Figure record listings

--- START ---

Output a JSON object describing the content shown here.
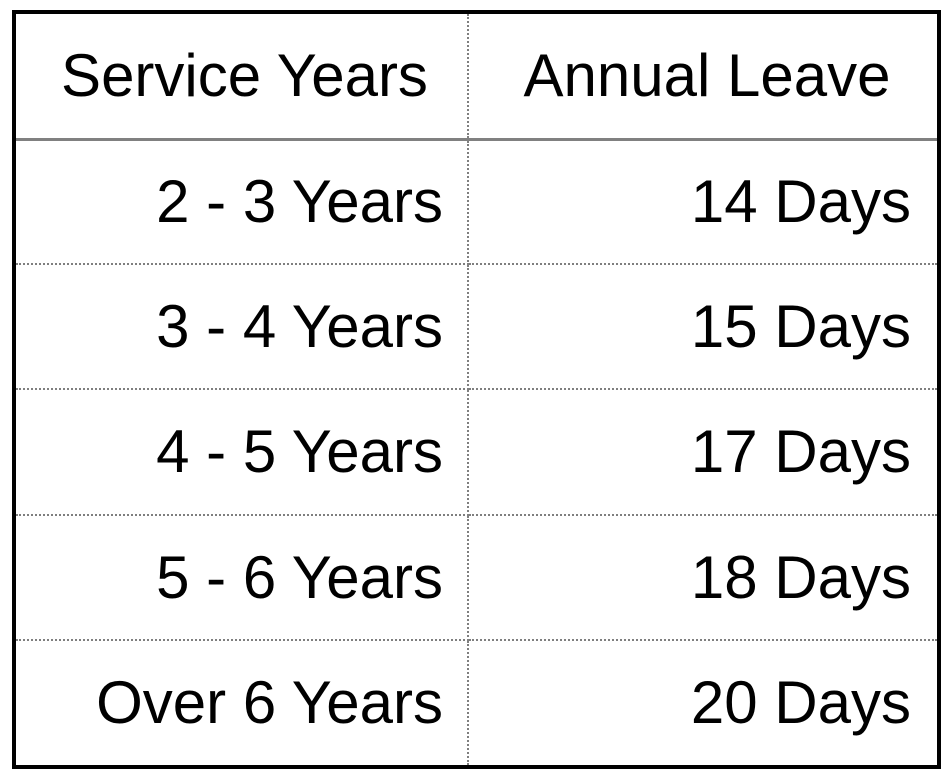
{
  "table": {
    "headers": {
      "service_years": "Service Years",
      "annual_leave": "Annual Leave"
    },
    "rows": [
      {
        "service_years": "2 - 3 Years",
        "annual_leave": "14 Days"
      },
      {
        "service_years": "3 - 4 Years",
        "annual_leave": "15 Days"
      },
      {
        "service_years": "4 - 5 Years",
        "annual_leave": "17 Days"
      },
      {
        "service_years": "5 - 6 Years",
        "annual_leave": "18 Days"
      },
      {
        "service_years": "Over 6 Years",
        "annual_leave": "20 Days"
      }
    ]
  },
  "colors": {
    "border": "#000000",
    "grid_line": "#7f7f7f",
    "text": "#000000",
    "background": "#ffffff"
  }
}
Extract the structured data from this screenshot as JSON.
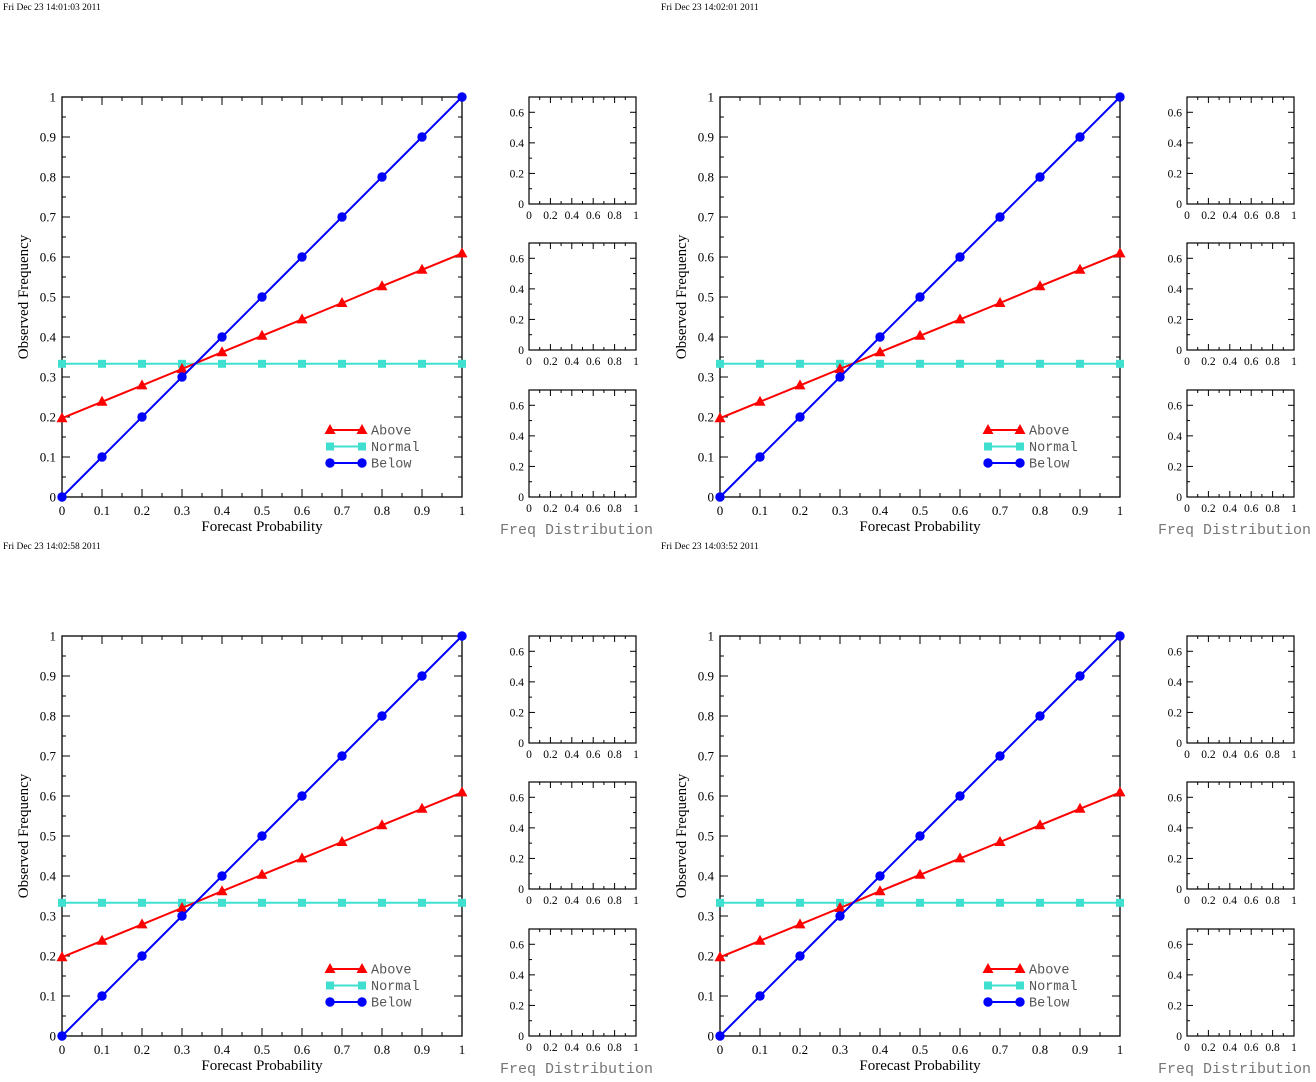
{
  "chart_data": [
    {
      "type": "line",
      "timestamp": "Fri Dec 23 14:01:03 2011",
      "xlabel": "Forecast Probability",
      "ylabel": "Observed Frequency",
      "xlim": [
        0,
        1
      ],
      "ylim": [
        0,
        1
      ],
      "x_ticks": [
        "0",
        "0.1",
        "0.2",
        "0.3",
        "0.4",
        "0.5",
        "0.6",
        "0.7",
        "0.8",
        "0.9",
        "1"
      ],
      "y_ticks": [
        "0",
        "0.1",
        "0.2",
        "0.3",
        "0.4",
        "0.5",
        "0.6",
        "0.7",
        "0.8",
        "0.9",
        "1"
      ],
      "legend_position": "bottom-right",
      "series": [
        {
          "name": "Above",
          "color": "#ff0000",
          "marker": "triangle",
          "x": [
            0,
            0.1,
            0.2,
            0.3,
            0.4,
            0.5,
            0.6,
            0.7,
            0.8,
            0.9,
            1
          ],
          "y": [
            0.197,
            0.238,
            0.279,
            0.32,
            0.362,
            0.403,
            0.444,
            0.485,
            0.527,
            0.568,
            0.609
          ]
        },
        {
          "name": "Normal",
          "color": "#40e0d0",
          "marker": "square",
          "x": [
            0,
            0.1,
            0.2,
            0.3,
            0.4,
            0.5,
            0.6,
            0.7,
            0.8,
            0.9,
            1
          ],
          "y": [
            0.333,
            0.333,
            0.333,
            0.333,
            0.333,
            0.333,
            0.333,
            0.333,
            0.333,
            0.333,
            0.333
          ]
        },
        {
          "name": "Below",
          "color": "#0000ff",
          "marker": "circle",
          "x": [
            0,
            0.1,
            0.2,
            0.3,
            0.4,
            0.5,
            0.6,
            0.7,
            0.8,
            0.9,
            1
          ],
          "y": [
            0,
            0.1,
            0.2,
            0.3,
            0.4,
            0.5,
            0.6,
            0.7,
            0.8,
            0.9,
            1
          ]
        }
      ],
      "freq_distribution": {
        "title": "Freq Distribution",
        "panels": 3,
        "xlim": [
          0,
          1
        ],
        "ylim": [
          0,
          0.7
        ],
        "x_ticks": [
          "0",
          "0.2",
          "0.4",
          "0.6",
          "0.8",
          "1"
        ],
        "y_ticks": [
          "0",
          "0.2",
          "0.4",
          "0.6"
        ]
      }
    },
    {
      "type": "line",
      "timestamp": "Fri Dec 23 14:02:01 2011",
      "xlabel": "Forecast Probability",
      "ylabel": "Observed Frequency",
      "xlim": [
        0,
        1
      ],
      "ylim": [
        0,
        1
      ],
      "x_ticks": [
        "0",
        "0.1",
        "0.2",
        "0.3",
        "0.4",
        "0.5",
        "0.6",
        "0.7",
        "0.8",
        "0.9",
        "1"
      ],
      "y_ticks": [
        "0",
        "0.1",
        "0.2",
        "0.3",
        "0.4",
        "0.5",
        "0.6",
        "0.7",
        "0.8",
        "0.9",
        "1"
      ],
      "legend_position": "bottom-right",
      "series": [
        {
          "name": "Above",
          "color": "#ff0000",
          "marker": "triangle",
          "x": [
            0,
            0.1,
            0.2,
            0.3,
            0.4,
            0.5,
            0.6,
            0.7,
            0.8,
            0.9,
            1
          ],
          "y": [
            0.197,
            0.238,
            0.279,
            0.32,
            0.362,
            0.403,
            0.444,
            0.485,
            0.527,
            0.568,
            0.609
          ]
        },
        {
          "name": "Normal",
          "color": "#40e0d0",
          "marker": "square",
          "x": [
            0,
            0.1,
            0.2,
            0.3,
            0.4,
            0.5,
            0.6,
            0.7,
            0.8,
            0.9,
            1
          ],
          "y": [
            0.333,
            0.333,
            0.333,
            0.333,
            0.333,
            0.333,
            0.333,
            0.333,
            0.333,
            0.333,
            0.333
          ]
        },
        {
          "name": "Below",
          "color": "#0000ff",
          "marker": "circle",
          "x": [
            0,
            0.1,
            0.2,
            0.3,
            0.4,
            0.5,
            0.6,
            0.7,
            0.8,
            0.9,
            1
          ],
          "y": [
            0,
            0.1,
            0.2,
            0.3,
            0.4,
            0.5,
            0.6,
            0.7,
            0.8,
            0.9,
            1
          ]
        }
      ],
      "freq_distribution": {
        "title": "Freq Distribution",
        "panels": 3,
        "xlim": [
          0,
          1
        ],
        "ylim": [
          0,
          0.7
        ],
        "x_ticks": [
          "0",
          "0.2",
          "0.4",
          "0.6",
          "0.8",
          "1"
        ],
        "y_ticks": [
          "0",
          "0.2",
          "0.4",
          "0.6"
        ]
      }
    },
    {
      "type": "line",
      "timestamp": "Fri Dec 23 14:02:58 2011",
      "xlabel": "Forecast Probability",
      "ylabel": "Observed Frequency",
      "xlim": [
        0,
        1
      ],
      "ylim": [
        0,
        1
      ],
      "x_ticks": [
        "0",
        "0.1",
        "0.2",
        "0.3",
        "0.4",
        "0.5",
        "0.6",
        "0.7",
        "0.8",
        "0.9",
        "1"
      ],
      "y_ticks": [
        "0",
        "0.1",
        "0.2",
        "0.3",
        "0.4",
        "0.5",
        "0.6",
        "0.7",
        "0.8",
        "0.9",
        "1"
      ],
      "legend_position": "bottom-right",
      "series": [
        {
          "name": "Above",
          "color": "#ff0000",
          "marker": "triangle",
          "x": [
            0,
            0.1,
            0.2,
            0.3,
            0.4,
            0.5,
            0.6,
            0.7,
            0.8,
            0.9,
            1
          ],
          "y": [
            0.197,
            0.238,
            0.279,
            0.32,
            0.362,
            0.403,
            0.444,
            0.485,
            0.527,
            0.568,
            0.609
          ]
        },
        {
          "name": "Normal",
          "color": "#40e0d0",
          "marker": "square",
          "x": [
            0,
            0.1,
            0.2,
            0.3,
            0.4,
            0.5,
            0.6,
            0.7,
            0.8,
            0.9,
            1
          ],
          "y": [
            0.333,
            0.333,
            0.333,
            0.333,
            0.333,
            0.333,
            0.333,
            0.333,
            0.333,
            0.333,
            0.333
          ]
        },
        {
          "name": "Below",
          "color": "#0000ff",
          "marker": "circle",
          "x": [
            0,
            0.1,
            0.2,
            0.3,
            0.4,
            0.5,
            0.6,
            0.7,
            0.8,
            0.9,
            1
          ],
          "y": [
            0,
            0.1,
            0.2,
            0.3,
            0.4,
            0.5,
            0.6,
            0.7,
            0.8,
            0.9,
            1
          ]
        }
      ],
      "freq_distribution": {
        "title": "Freq Distribution",
        "panels": 3,
        "xlim": [
          0,
          1
        ],
        "ylim": [
          0,
          0.7
        ],
        "x_ticks": [
          "0",
          "0.2",
          "0.4",
          "0.6",
          "0.8",
          "1"
        ],
        "y_ticks": [
          "0",
          "0.2",
          "0.4",
          "0.6"
        ]
      }
    },
    {
      "type": "line",
      "timestamp": "Fri Dec 23 14:03:52 2011",
      "xlabel": "Forecast Probability",
      "ylabel": "Observed Frequency",
      "xlim": [
        0,
        1
      ],
      "ylim": [
        0,
        1
      ],
      "x_ticks": [
        "0",
        "0.1",
        "0.2",
        "0.3",
        "0.4",
        "0.5",
        "0.6",
        "0.7",
        "0.8",
        "0.9",
        "1"
      ],
      "y_ticks": [
        "0",
        "0.1",
        "0.2",
        "0.3",
        "0.4",
        "0.5",
        "0.6",
        "0.7",
        "0.8",
        "0.9",
        "1"
      ],
      "legend_position": "bottom-right",
      "series": [
        {
          "name": "Above",
          "color": "#ff0000",
          "marker": "triangle",
          "x": [
            0,
            0.1,
            0.2,
            0.3,
            0.4,
            0.5,
            0.6,
            0.7,
            0.8,
            0.9,
            1
          ],
          "y": [
            0.197,
            0.238,
            0.279,
            0.32,
            0.362,
            0.403,
            0.444,
            0.485,
            0.527,
            0.568,
            0.609
          ]
        },
        {
          "name": "Normal",
          "color": "#40e0d0",
          "marker": "square",
          "x": [
            0,
            0.1,
            0.2,
            0.3,
            0.4,
            0.5,
            0.6,
            0.7,
            0.8,
            0.9,
            1
          ],
          "y": [
            0.333,
            0.333,
            0.333,
            0.333,
            0.333,
            0.333,
            0.333,
            0.333,
            0.333,
            0.333,
            0.333
          ]
        },
        {
          "name": "Below",
          "color": "#0000ff",
          "marker": "circle",
          "x": [
            0,
            0.1,
            0.2,
            0.3,
            0.4,
            0.5,
            0.6,
            0.7,
            0.8,
            0.9,
            1
          ],
          "y": [
            0,
            0.1,
            0.2,
            0.3,
            0.4,
            0.5,
            0.6,
            0.7,
            0.8,
            0.9,
            1
          ]
        }
      ],
      "freq_distribution": {
        "title": "Freq Distribution",
        "panels": 3,
        "xlim": [
          0,
          1
        ],
        "ylim": [
          0,
          0.7
        ],
        "x_ticks": [
          "0",
          "0.2",
          "0.4",
          "0.6",
          "0.8",
          "1"
        ],
        "y_ticks": [
          "0",
          "0.2",
          "0.4",
          "0.6"
        ]
      }
    }
  ]
}
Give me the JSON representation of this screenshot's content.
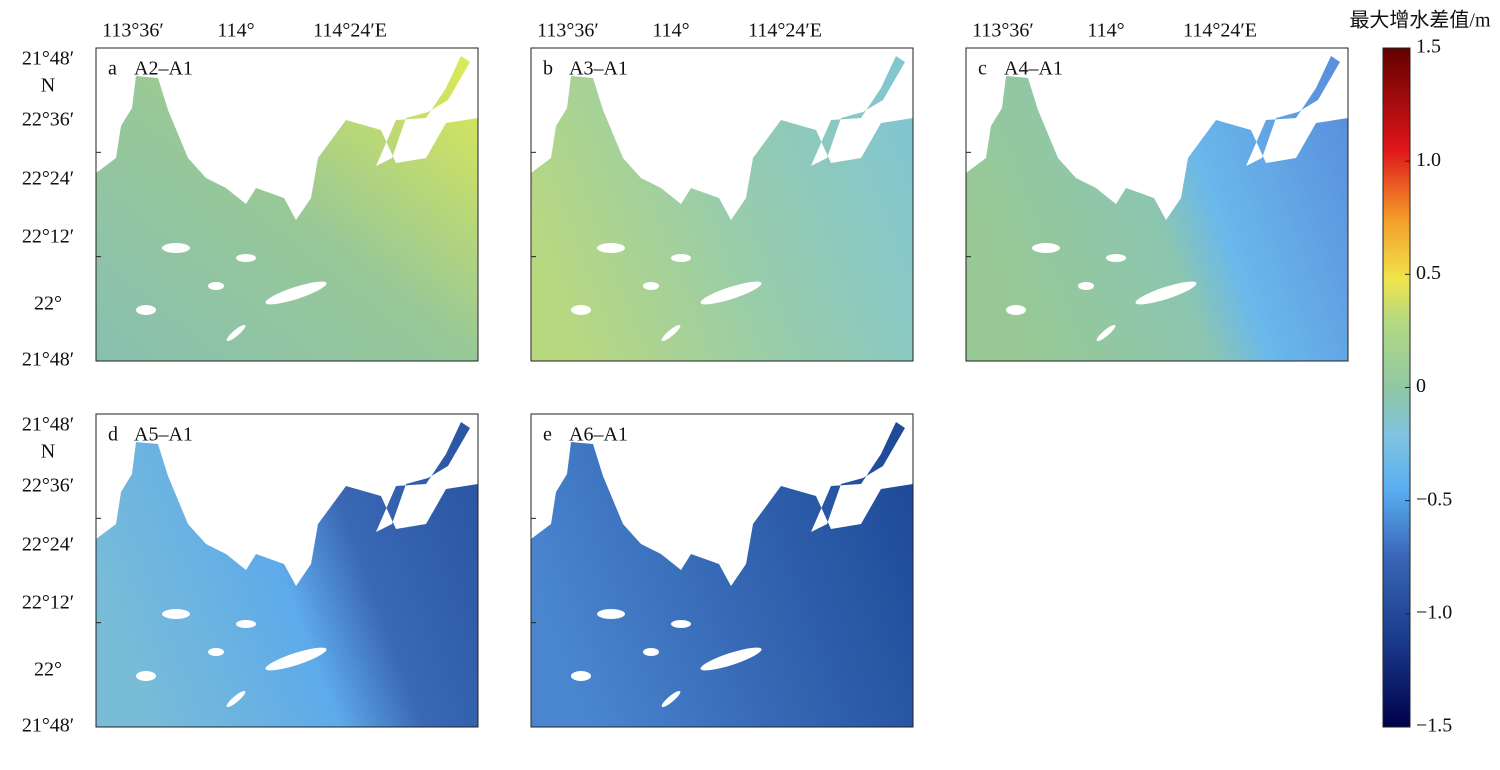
{
  "colorbar": {
    "title": "最大增水差值/m",
    "clim": [
      -1.5,
      1.5
    ],
    "ticks": [
      {
        "value": 1.5,
        "label": "1.5"
      },
      {
        "value": 1.0,
        "label": "1.0"
      },
      {
        "value": 0.5,
        "label": "0.5"
      },
      0,
      {
        "value": -0.5,
        "label": "−0.5"
      },
      {
        "value": -1.0,
        "label": "−1.0"
      },
      {
        "value": -1.5,
        "label": "−1.5"
      }
    ]
  },
  "x_axis_labels": [
    "113°36′",
    "114°",
    "114°24′E"
  ],
  "y_axis_labels": [
    "21°48′",
    "22°36′",
    "22°24′",
    "22°12′",
    "22°",
    "21°48′"
  ],
  "y_axis_unit": "N",
  "panels": [
    {
      "letter": "a",
      "title": "A2–A1"
    },
    {
      "letter": "b",
      "title": "A3–A1"
    },
    {
      "letter": "c",
      "title": "A4–A1"
    },
    {
      "letter": "d",
      "title": "A5–A1"
    },
    {
      "letter": "e",
      "title": "A6–A1"
    }
  ]
}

--- END ---

Directive: Only the number is wanted: how many lines of the material above include the word "JSON"?

Result: 3